_Task objective_
Pull out all lines from the listing below in which the word "TetherUS" appears.

_Entries_
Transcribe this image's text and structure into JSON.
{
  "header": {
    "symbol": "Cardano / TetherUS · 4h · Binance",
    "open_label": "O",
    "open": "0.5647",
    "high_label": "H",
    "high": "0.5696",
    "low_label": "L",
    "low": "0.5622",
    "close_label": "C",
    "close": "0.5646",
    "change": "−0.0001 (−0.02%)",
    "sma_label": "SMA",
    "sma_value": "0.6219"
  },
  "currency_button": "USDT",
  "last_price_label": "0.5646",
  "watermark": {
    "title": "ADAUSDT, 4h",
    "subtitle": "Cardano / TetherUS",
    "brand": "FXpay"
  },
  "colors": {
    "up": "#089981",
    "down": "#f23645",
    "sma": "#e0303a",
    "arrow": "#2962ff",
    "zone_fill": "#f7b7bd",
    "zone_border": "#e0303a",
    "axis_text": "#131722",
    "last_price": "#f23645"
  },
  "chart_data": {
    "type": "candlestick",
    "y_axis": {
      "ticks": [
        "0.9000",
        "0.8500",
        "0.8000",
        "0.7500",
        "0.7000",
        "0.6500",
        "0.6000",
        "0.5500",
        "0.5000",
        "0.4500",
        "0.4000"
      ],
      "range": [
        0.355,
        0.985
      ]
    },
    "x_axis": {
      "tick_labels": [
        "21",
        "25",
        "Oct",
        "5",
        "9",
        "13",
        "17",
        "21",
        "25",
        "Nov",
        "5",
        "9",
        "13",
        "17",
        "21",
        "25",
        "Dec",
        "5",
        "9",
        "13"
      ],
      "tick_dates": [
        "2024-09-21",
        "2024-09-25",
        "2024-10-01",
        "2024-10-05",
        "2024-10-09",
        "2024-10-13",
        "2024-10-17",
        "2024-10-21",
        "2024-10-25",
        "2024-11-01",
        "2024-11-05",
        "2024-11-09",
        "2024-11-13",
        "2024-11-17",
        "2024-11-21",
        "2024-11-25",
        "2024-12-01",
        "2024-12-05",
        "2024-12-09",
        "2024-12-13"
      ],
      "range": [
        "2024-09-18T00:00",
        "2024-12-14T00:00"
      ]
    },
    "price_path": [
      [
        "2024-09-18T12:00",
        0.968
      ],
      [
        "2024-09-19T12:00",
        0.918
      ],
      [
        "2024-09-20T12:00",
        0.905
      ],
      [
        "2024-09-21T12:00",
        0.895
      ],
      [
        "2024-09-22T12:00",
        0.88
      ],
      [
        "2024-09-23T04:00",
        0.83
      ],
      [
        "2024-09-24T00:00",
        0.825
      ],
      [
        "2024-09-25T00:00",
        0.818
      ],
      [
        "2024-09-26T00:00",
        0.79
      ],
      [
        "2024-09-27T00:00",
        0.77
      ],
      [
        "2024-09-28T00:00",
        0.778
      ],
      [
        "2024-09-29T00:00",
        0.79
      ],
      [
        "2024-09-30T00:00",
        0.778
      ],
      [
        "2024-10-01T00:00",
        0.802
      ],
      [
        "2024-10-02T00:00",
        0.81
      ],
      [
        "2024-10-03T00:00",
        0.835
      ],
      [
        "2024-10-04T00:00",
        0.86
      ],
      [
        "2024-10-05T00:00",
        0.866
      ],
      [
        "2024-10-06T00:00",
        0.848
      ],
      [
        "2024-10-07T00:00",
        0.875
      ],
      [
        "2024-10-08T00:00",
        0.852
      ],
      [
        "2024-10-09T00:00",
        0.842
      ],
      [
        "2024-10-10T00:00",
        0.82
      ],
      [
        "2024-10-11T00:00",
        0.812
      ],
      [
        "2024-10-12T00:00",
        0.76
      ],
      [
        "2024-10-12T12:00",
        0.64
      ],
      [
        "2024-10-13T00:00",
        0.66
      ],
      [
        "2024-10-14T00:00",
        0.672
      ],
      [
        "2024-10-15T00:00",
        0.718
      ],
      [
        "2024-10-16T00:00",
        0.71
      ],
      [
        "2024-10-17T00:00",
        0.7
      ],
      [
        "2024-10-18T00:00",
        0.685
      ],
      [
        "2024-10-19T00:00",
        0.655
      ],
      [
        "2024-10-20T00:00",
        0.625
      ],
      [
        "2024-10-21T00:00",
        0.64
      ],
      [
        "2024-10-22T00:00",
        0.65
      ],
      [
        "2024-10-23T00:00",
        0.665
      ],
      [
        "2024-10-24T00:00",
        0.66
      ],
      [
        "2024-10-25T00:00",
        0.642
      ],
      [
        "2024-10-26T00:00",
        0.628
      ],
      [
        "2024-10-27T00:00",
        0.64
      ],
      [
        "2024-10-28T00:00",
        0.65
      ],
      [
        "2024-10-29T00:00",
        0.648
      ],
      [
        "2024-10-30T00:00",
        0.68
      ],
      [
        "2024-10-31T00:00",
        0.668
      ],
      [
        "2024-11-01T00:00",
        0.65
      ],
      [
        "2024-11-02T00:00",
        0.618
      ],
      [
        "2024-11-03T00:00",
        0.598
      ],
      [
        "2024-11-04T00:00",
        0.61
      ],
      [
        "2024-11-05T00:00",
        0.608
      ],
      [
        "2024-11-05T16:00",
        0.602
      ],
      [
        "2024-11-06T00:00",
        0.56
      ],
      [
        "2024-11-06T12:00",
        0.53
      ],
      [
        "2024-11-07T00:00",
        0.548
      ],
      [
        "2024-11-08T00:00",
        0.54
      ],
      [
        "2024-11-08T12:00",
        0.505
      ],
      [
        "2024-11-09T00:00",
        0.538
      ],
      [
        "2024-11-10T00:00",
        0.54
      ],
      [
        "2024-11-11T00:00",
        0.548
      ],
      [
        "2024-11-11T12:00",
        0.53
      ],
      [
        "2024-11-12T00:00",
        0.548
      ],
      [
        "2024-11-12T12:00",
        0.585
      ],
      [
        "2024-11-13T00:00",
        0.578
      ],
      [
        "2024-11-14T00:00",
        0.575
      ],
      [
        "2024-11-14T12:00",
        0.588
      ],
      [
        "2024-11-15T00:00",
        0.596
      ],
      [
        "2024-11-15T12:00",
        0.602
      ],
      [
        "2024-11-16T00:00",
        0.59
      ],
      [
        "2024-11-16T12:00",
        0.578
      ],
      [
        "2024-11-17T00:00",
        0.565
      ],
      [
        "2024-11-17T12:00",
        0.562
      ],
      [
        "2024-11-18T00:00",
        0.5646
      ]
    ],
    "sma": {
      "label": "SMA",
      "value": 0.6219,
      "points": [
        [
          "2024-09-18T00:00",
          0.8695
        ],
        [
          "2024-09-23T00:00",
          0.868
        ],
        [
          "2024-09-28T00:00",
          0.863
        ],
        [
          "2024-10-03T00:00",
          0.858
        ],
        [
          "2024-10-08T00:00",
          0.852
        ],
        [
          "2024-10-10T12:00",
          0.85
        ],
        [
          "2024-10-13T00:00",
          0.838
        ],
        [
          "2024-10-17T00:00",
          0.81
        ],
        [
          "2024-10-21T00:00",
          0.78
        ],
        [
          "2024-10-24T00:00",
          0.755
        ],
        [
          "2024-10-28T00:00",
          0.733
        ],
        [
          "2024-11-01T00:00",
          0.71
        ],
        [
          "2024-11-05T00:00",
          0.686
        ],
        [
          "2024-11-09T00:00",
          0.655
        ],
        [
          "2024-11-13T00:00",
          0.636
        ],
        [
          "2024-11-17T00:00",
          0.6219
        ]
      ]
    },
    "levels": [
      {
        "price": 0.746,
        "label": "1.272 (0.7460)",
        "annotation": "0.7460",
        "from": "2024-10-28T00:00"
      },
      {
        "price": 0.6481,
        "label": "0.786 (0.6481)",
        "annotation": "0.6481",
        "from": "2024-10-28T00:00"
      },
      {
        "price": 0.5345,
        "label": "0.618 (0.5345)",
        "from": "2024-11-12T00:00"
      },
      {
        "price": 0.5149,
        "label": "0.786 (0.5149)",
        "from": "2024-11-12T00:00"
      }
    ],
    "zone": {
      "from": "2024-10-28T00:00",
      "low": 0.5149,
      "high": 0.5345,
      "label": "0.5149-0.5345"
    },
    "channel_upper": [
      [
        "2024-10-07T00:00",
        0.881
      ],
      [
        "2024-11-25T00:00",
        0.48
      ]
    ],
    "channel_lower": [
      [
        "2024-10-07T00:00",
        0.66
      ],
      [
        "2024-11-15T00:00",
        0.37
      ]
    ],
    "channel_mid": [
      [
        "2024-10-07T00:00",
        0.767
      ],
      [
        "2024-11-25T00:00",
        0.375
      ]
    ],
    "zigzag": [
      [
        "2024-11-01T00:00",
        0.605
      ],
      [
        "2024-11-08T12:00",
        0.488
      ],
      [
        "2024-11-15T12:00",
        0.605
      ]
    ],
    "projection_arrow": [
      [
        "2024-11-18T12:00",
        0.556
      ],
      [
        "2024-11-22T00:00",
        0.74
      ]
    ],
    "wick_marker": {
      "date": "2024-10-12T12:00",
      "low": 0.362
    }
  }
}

_Result below_
    "symbol": "Cardano / TetherUS · 4h · Binance",
    "subtitle": "Cardano / TetherUS",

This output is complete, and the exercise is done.